◆ WHAT THE TASK REQUIRES
Every line that holds "CADERNOS" should be shown.

>>

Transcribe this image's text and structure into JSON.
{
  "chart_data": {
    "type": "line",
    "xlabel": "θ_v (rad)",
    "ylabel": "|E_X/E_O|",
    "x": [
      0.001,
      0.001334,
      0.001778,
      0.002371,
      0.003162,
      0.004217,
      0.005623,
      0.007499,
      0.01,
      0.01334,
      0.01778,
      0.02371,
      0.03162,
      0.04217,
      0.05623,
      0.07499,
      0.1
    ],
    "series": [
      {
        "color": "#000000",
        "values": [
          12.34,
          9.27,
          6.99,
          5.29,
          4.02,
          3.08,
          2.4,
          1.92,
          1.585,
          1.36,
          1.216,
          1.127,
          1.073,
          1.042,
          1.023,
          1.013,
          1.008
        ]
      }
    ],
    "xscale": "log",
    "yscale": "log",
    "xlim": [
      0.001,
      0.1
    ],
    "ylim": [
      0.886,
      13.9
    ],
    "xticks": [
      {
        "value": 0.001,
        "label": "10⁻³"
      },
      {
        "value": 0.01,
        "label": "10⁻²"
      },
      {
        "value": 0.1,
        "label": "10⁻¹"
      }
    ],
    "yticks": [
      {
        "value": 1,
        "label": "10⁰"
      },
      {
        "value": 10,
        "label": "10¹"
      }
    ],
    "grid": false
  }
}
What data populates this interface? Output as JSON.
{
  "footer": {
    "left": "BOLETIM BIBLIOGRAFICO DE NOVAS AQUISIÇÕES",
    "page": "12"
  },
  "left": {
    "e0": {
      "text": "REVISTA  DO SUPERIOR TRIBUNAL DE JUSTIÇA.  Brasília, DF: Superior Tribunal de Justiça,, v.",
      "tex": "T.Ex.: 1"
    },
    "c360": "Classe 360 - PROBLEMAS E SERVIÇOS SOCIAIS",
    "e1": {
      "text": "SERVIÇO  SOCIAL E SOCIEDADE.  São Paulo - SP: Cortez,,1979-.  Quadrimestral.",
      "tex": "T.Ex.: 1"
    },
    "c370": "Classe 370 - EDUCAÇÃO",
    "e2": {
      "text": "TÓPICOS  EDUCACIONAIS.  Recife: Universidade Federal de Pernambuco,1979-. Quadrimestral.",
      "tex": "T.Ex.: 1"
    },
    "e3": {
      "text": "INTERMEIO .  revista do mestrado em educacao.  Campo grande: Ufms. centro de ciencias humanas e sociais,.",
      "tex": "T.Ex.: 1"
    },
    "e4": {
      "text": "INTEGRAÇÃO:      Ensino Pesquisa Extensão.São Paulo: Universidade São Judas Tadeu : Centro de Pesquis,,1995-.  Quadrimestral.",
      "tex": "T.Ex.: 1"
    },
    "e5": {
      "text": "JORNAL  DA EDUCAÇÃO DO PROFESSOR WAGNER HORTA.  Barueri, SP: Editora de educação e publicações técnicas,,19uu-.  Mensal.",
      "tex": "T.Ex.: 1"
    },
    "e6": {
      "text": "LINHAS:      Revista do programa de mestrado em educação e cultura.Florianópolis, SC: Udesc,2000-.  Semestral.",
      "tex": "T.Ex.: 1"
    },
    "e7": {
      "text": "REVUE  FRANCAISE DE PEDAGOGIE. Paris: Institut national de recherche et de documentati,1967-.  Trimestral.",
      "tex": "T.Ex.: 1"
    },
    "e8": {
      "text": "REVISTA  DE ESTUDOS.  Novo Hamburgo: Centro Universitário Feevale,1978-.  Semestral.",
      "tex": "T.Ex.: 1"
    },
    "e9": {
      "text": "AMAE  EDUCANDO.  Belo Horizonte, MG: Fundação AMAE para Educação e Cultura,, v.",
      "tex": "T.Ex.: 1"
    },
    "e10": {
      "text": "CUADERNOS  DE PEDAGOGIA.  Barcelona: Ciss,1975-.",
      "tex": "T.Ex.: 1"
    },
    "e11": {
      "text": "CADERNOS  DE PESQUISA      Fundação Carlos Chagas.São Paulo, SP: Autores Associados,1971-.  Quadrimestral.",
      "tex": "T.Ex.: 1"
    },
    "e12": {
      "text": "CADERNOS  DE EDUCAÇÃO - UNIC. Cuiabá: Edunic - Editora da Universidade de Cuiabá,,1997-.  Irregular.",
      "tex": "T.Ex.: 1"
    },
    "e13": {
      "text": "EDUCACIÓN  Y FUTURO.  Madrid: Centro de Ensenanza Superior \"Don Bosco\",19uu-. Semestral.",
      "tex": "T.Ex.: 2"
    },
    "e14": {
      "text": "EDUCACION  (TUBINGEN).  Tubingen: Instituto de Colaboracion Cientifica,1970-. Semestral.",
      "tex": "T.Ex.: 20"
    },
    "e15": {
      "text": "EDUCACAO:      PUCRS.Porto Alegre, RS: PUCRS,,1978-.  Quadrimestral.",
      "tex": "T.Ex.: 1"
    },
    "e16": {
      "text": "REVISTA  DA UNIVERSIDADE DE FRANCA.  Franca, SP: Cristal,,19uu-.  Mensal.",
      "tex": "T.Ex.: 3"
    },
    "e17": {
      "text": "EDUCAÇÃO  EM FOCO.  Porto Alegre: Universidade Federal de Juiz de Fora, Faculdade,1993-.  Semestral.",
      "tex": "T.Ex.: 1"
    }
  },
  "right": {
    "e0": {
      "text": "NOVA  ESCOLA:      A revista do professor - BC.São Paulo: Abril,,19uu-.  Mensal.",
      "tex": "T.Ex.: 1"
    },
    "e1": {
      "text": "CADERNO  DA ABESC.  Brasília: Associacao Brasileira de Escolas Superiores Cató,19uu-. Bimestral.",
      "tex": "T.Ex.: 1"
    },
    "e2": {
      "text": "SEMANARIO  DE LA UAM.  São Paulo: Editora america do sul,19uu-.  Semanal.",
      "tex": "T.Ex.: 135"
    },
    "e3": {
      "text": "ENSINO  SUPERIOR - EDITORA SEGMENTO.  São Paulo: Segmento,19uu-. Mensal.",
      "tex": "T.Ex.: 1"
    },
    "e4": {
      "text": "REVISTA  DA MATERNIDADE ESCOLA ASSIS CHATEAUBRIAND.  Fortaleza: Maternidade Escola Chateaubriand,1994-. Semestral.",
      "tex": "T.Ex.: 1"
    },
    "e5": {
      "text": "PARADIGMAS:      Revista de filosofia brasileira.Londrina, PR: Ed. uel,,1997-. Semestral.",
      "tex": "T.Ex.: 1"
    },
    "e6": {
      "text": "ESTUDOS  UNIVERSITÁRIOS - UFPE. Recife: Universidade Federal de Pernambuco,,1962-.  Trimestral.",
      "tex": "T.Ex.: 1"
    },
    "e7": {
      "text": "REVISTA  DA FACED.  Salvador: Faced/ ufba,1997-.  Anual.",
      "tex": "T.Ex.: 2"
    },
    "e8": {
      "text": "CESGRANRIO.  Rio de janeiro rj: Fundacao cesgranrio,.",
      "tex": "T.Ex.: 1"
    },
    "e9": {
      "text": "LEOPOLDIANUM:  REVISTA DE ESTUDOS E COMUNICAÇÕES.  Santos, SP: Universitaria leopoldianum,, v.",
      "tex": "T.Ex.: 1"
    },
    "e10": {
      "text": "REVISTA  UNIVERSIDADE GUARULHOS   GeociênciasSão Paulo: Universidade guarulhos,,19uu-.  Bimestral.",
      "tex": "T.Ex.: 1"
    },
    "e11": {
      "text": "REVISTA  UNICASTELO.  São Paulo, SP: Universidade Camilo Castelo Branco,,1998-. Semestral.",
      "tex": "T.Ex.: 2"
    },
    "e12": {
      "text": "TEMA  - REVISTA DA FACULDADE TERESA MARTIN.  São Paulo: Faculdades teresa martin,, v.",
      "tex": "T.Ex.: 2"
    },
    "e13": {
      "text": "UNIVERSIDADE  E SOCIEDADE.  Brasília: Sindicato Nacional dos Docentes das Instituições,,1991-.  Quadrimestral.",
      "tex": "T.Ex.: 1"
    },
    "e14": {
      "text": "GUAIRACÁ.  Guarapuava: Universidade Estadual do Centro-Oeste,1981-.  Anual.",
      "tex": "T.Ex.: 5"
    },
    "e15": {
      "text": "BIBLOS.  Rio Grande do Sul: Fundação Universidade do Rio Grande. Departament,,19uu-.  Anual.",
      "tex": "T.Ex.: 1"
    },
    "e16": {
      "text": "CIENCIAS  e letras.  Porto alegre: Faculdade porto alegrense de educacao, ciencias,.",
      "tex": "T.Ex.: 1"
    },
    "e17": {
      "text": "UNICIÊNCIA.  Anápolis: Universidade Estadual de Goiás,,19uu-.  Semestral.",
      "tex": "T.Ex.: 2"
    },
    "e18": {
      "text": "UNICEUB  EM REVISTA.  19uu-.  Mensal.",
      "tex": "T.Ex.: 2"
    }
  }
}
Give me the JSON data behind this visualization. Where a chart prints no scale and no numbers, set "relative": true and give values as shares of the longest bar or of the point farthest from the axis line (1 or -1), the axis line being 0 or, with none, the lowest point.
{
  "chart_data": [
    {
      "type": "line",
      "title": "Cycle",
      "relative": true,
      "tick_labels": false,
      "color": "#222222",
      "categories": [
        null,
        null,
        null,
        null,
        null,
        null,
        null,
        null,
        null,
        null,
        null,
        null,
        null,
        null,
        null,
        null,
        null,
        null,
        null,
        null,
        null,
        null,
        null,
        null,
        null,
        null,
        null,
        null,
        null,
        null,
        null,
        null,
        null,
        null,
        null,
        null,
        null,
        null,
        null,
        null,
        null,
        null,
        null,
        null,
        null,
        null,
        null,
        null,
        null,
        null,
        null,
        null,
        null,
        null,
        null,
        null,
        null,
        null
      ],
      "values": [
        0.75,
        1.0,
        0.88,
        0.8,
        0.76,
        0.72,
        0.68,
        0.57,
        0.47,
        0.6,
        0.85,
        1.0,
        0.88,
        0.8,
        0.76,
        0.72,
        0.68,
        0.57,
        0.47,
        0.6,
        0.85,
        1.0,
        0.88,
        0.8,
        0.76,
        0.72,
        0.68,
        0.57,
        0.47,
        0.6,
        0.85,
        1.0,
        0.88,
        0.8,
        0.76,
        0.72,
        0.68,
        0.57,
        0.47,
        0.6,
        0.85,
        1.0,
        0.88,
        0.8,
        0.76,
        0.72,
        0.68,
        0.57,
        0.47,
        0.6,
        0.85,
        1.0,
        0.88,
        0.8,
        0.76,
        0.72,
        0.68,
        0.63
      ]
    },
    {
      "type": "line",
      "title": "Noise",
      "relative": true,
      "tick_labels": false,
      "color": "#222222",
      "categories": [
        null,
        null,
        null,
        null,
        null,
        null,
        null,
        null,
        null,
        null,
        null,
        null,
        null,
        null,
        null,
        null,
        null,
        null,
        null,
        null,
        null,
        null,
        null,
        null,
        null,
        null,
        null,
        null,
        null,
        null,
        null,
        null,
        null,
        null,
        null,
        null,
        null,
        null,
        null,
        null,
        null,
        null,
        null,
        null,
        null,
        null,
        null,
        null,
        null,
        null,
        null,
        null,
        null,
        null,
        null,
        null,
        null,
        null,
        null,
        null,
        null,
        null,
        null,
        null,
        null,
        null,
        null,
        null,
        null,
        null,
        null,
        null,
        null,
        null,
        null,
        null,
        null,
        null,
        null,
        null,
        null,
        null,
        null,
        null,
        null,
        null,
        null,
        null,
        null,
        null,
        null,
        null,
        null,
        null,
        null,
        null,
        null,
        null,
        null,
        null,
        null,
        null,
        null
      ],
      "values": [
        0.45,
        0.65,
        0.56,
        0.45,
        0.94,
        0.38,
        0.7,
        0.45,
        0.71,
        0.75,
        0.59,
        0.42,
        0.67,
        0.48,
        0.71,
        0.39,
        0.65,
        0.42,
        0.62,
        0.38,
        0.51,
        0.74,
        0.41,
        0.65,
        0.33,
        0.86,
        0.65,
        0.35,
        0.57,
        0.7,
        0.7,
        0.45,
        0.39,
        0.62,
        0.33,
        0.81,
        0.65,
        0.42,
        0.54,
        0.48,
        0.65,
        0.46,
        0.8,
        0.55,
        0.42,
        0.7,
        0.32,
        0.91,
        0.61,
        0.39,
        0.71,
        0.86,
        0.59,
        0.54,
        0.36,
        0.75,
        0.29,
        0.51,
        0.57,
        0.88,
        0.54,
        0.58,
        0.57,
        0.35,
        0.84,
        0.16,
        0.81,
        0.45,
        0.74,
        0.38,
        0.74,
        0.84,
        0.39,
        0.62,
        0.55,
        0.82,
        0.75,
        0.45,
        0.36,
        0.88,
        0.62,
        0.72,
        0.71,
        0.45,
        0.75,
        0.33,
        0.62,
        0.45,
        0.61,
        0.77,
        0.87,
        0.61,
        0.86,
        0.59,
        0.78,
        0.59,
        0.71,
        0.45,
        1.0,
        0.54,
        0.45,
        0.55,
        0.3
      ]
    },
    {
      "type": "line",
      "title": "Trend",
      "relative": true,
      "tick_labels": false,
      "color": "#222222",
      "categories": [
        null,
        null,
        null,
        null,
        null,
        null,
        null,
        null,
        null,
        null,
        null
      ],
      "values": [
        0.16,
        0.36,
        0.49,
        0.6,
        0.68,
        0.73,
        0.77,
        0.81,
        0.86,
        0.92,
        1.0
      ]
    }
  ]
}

<<

◆ REPLY TO THE TASK
      "text": "CADERNOS  DE PESQUISA      Fundação Carlos Chagas.São Paulo, SP: Autores Associados,1971-.  Quadrimestral.",
      "text": "CADERNOS  DE EDUCAÇÃO - UNIC. Cuiabá: Edunic - Editora da Universidade de Cuiabá,,1997-.  Irregular.",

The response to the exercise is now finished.